▸ **Exercise objective**
Copy each line that has the string "preconditions" somewhere in it.

- - - -

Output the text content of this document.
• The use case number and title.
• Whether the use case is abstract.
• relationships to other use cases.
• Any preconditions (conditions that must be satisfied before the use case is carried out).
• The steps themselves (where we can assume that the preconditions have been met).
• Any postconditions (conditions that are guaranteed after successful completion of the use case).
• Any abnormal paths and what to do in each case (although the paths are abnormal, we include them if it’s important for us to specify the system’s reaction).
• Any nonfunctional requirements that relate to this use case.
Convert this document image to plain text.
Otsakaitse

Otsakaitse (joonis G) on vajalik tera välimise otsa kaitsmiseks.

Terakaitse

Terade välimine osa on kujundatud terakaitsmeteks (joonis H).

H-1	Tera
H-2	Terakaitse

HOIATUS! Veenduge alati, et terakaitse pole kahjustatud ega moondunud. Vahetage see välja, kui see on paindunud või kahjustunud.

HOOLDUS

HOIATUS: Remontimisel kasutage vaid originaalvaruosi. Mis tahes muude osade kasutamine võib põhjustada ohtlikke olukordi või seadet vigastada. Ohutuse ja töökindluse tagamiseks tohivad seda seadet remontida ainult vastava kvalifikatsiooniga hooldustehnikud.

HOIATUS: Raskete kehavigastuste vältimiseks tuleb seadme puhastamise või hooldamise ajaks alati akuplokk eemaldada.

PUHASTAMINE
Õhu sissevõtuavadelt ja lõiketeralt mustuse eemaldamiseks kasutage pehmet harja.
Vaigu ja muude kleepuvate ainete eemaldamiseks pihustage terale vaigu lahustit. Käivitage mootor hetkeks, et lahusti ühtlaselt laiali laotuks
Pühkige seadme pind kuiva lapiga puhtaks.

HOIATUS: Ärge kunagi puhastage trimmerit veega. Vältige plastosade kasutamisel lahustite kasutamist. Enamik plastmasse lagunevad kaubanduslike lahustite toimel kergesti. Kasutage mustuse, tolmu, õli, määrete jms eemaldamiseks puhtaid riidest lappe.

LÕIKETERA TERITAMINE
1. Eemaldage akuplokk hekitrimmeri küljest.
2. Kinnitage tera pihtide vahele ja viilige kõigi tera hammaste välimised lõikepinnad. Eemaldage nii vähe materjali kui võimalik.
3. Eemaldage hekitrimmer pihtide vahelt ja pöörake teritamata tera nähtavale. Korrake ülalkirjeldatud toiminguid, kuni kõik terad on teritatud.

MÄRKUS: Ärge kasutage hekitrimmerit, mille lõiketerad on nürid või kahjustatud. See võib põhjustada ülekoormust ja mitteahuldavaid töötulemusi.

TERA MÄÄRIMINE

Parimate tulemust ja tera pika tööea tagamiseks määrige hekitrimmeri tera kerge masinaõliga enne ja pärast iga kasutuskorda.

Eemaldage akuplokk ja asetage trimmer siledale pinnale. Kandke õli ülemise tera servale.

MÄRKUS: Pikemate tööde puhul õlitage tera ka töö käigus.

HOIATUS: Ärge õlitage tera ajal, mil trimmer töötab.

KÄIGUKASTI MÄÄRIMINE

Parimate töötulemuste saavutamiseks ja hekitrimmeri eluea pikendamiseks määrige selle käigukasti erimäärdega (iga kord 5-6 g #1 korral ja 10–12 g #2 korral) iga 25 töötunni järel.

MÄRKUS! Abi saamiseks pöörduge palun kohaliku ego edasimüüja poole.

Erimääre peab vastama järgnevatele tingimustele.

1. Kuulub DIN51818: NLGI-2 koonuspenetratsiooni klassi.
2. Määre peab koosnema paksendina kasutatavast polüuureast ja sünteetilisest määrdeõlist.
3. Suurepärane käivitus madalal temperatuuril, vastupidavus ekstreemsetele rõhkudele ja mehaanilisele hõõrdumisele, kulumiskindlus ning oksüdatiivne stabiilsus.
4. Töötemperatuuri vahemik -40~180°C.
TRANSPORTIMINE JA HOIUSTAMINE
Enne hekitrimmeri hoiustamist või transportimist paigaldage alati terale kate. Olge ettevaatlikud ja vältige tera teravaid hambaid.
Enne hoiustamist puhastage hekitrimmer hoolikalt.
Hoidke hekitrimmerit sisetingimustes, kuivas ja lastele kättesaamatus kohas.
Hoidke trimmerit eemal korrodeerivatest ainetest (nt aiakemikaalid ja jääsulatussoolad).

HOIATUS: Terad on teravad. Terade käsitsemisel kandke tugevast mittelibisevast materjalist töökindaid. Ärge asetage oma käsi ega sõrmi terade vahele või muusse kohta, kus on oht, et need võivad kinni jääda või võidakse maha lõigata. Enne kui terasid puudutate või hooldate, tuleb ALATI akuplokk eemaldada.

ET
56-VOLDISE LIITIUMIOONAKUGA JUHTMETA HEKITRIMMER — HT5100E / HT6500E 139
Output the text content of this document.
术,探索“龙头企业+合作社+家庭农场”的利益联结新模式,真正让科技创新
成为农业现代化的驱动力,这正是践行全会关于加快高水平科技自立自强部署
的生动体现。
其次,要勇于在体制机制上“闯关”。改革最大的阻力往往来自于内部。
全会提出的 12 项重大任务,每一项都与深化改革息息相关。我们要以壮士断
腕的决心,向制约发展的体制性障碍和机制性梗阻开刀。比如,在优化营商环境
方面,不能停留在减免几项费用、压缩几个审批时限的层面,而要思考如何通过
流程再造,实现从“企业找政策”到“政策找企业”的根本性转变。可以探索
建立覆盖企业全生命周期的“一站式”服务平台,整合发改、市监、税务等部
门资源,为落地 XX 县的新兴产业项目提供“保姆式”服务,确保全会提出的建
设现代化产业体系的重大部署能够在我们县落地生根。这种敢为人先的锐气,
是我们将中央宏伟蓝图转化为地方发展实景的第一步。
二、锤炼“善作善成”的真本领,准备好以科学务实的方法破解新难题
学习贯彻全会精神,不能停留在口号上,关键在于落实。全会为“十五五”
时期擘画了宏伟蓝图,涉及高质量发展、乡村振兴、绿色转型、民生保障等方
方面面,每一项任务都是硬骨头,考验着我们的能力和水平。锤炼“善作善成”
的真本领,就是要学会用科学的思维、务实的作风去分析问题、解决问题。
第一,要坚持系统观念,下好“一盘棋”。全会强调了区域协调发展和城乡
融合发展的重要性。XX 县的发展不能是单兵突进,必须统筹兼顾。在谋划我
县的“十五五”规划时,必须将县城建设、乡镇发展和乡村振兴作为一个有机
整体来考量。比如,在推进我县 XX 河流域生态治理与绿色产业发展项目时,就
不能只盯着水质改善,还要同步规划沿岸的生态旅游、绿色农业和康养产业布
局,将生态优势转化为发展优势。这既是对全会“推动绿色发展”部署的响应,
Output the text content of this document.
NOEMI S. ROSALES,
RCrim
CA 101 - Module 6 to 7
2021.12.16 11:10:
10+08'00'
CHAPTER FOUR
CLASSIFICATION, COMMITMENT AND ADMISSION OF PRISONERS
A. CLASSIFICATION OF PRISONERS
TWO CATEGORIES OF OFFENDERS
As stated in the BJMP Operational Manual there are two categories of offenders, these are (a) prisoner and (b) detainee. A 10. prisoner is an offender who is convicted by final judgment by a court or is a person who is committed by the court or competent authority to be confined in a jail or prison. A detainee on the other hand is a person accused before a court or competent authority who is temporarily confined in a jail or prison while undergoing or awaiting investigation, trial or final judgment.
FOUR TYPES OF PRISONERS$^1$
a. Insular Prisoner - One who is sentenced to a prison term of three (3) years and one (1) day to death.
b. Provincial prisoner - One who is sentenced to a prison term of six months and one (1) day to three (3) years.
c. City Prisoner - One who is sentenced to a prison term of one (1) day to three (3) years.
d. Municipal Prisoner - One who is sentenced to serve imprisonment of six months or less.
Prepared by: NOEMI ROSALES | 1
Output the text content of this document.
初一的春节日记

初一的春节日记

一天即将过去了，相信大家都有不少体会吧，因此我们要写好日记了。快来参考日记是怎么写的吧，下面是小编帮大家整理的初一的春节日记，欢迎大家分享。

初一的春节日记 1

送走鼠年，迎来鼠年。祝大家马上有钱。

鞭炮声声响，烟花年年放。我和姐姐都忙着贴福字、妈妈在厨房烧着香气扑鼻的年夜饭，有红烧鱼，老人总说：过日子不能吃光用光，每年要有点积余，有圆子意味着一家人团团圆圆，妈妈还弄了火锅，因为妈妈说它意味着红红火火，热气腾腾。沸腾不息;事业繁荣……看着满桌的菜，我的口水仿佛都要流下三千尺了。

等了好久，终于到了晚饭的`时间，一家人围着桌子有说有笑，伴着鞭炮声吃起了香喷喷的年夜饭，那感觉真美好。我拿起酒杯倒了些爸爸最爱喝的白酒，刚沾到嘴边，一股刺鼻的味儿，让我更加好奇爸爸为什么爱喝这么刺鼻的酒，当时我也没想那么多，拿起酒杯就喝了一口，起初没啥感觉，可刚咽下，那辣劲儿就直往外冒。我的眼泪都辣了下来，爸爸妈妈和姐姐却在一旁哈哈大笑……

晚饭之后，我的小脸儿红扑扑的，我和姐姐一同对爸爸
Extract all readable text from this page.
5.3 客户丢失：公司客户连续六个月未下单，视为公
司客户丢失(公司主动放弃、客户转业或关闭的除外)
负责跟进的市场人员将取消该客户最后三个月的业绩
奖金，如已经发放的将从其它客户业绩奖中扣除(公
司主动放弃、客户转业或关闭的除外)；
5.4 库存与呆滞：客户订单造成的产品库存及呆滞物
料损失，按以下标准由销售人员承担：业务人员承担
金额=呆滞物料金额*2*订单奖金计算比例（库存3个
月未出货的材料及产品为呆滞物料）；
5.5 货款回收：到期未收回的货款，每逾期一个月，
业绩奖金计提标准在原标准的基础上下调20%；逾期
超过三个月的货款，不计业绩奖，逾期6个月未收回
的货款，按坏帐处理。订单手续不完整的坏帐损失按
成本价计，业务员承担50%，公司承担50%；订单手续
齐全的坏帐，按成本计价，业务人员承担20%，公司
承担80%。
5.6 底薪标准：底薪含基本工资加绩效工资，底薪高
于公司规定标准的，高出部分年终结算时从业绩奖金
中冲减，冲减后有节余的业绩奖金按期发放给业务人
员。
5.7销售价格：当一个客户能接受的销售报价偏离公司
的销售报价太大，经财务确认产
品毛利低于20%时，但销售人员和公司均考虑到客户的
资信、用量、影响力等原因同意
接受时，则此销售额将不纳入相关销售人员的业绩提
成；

- - - -

▸ **Full answer**
• Any preconditions (conditions that must be satisfied before the use case is carried out).
• The steps themselves (where we can assume that the preconditions have been met).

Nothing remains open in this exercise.